----- DATA EXTRACT -----

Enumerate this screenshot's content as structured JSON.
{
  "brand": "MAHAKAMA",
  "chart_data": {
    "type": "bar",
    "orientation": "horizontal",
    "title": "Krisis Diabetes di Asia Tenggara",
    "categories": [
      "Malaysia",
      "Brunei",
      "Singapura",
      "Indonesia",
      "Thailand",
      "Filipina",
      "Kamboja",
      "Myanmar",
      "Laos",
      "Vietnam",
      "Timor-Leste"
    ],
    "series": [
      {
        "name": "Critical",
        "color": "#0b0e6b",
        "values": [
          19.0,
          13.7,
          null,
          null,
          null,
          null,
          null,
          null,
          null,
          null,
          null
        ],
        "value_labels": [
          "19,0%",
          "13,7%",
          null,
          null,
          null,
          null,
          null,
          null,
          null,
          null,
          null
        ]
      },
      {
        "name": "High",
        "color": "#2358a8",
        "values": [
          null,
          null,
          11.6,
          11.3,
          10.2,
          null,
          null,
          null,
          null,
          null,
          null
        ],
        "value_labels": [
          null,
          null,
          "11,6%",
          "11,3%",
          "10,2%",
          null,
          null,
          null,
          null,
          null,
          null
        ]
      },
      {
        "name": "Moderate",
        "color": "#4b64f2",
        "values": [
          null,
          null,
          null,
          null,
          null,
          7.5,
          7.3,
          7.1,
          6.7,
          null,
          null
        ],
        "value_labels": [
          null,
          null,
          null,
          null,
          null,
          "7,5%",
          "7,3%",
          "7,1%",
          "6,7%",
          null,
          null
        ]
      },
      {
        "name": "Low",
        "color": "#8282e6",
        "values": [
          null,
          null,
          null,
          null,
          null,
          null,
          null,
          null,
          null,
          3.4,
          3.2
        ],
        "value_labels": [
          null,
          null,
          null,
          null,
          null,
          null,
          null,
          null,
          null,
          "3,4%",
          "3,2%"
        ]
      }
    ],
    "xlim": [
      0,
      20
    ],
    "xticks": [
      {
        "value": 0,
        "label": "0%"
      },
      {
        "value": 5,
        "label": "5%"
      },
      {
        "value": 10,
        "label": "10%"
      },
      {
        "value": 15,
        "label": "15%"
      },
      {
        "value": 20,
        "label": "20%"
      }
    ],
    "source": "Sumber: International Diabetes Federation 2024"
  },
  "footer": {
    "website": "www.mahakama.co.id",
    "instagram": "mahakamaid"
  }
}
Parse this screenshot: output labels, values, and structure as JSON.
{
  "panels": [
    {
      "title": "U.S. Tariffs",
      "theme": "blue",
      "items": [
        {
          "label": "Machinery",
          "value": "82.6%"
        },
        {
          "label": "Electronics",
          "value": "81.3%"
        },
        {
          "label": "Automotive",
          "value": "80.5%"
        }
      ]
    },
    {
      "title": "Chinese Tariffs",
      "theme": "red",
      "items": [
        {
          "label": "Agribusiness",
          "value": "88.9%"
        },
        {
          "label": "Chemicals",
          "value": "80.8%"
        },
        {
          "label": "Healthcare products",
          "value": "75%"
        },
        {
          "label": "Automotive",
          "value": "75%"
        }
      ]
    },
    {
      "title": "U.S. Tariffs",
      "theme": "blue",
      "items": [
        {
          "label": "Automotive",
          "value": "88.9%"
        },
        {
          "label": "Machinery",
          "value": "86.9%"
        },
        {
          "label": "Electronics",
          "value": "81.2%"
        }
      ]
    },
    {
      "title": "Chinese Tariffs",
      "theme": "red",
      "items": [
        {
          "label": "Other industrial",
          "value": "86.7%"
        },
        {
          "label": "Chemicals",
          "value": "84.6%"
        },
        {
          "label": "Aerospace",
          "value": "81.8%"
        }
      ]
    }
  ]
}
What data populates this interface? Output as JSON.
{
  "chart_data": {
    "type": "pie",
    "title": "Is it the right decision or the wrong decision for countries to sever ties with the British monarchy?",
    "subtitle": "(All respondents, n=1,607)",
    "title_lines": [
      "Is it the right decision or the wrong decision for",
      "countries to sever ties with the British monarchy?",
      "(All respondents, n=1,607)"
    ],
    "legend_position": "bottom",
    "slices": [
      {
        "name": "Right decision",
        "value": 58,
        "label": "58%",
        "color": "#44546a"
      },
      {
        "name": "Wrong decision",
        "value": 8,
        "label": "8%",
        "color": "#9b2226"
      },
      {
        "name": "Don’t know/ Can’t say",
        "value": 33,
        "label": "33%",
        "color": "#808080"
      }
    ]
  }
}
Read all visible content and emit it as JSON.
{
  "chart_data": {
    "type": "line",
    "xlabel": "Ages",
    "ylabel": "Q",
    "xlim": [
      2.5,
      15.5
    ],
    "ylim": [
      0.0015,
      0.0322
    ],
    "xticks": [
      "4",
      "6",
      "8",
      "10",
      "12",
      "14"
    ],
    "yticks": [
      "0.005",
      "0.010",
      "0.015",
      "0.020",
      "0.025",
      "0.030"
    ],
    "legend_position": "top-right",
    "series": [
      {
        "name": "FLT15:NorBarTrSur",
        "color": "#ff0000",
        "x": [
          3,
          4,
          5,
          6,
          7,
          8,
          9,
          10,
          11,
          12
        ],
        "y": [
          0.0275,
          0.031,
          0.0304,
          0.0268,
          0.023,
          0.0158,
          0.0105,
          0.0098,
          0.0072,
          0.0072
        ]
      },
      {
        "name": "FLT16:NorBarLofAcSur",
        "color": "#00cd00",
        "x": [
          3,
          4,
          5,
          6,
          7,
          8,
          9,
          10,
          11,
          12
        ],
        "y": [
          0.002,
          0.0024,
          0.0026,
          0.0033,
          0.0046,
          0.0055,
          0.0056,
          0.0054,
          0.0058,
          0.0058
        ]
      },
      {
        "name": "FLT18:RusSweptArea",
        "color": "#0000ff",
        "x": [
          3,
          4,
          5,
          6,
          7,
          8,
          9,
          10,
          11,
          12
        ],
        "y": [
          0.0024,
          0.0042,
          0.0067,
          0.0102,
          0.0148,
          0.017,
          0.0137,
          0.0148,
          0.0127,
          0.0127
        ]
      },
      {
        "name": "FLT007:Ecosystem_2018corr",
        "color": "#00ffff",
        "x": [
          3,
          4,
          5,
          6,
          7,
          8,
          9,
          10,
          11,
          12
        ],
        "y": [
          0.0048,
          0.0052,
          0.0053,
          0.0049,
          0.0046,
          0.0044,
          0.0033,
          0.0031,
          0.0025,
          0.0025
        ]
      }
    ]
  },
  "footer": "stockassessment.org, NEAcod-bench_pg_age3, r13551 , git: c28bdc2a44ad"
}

-----

• WHAT THE EXERCISE ASKS: Identify every line above with the string "respondents" in it. Copy those lines.

• FULL SOLUTION:
    "subtitle": "(All respondents, n=1,607)",
      "(All respondents, n=1,607)"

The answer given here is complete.